[Figure content listings]
Begin
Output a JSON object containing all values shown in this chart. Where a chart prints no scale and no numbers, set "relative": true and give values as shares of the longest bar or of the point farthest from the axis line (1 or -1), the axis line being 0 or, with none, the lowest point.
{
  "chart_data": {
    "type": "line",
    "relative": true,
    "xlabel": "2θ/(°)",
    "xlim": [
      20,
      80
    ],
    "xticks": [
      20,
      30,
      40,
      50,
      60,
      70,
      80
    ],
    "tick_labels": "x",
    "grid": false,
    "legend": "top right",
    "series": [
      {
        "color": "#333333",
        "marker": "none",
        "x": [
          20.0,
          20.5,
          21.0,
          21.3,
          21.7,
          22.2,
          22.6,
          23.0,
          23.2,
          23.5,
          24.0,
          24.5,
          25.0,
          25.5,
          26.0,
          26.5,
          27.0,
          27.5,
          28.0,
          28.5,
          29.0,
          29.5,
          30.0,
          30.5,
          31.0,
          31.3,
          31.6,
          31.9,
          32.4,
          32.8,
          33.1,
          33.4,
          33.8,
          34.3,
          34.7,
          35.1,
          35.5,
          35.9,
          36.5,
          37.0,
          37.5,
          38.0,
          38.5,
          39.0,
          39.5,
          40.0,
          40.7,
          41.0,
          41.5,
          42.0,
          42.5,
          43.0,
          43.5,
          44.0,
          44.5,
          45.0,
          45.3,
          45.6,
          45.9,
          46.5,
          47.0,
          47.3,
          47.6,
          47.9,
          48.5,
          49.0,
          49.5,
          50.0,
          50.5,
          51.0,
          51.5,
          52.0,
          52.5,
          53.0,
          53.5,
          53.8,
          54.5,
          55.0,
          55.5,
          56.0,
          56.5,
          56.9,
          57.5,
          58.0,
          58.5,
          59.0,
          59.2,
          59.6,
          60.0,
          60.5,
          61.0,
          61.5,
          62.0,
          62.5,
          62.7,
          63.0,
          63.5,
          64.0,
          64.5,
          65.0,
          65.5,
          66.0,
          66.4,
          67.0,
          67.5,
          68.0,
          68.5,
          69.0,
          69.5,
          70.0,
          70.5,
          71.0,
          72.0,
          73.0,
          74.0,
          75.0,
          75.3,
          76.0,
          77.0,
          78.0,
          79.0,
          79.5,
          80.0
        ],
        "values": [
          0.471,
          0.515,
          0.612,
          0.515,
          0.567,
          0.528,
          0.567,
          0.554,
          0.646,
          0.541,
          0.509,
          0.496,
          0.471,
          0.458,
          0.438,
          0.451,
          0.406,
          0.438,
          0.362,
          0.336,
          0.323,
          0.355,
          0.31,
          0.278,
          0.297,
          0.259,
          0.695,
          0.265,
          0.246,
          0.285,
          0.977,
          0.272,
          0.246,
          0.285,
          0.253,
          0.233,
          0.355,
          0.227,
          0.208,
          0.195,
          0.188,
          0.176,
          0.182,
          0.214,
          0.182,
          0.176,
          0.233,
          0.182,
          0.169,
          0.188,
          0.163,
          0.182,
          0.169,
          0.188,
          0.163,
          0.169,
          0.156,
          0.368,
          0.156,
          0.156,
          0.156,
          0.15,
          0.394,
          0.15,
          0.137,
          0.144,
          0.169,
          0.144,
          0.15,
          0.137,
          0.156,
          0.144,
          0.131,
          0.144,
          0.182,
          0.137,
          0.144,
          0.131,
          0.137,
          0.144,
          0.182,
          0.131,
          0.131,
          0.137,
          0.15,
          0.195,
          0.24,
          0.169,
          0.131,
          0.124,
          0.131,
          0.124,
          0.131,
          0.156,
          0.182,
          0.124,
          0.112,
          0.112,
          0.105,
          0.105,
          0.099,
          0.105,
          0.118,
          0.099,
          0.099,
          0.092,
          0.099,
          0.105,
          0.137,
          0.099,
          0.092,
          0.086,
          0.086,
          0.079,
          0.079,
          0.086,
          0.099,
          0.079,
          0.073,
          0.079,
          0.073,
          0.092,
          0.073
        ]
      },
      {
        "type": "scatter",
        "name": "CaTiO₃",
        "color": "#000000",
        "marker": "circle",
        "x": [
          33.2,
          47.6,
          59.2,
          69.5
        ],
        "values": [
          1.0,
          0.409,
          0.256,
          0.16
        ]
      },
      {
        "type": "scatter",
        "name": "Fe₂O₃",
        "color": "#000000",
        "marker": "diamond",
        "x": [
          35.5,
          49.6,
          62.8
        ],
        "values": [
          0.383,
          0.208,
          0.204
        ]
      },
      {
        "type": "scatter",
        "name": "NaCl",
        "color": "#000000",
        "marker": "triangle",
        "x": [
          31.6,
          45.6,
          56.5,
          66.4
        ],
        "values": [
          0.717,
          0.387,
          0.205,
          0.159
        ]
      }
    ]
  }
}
End
Exactly how many lines in the data above contain the word "true"? Respond with the number and nothing more.

2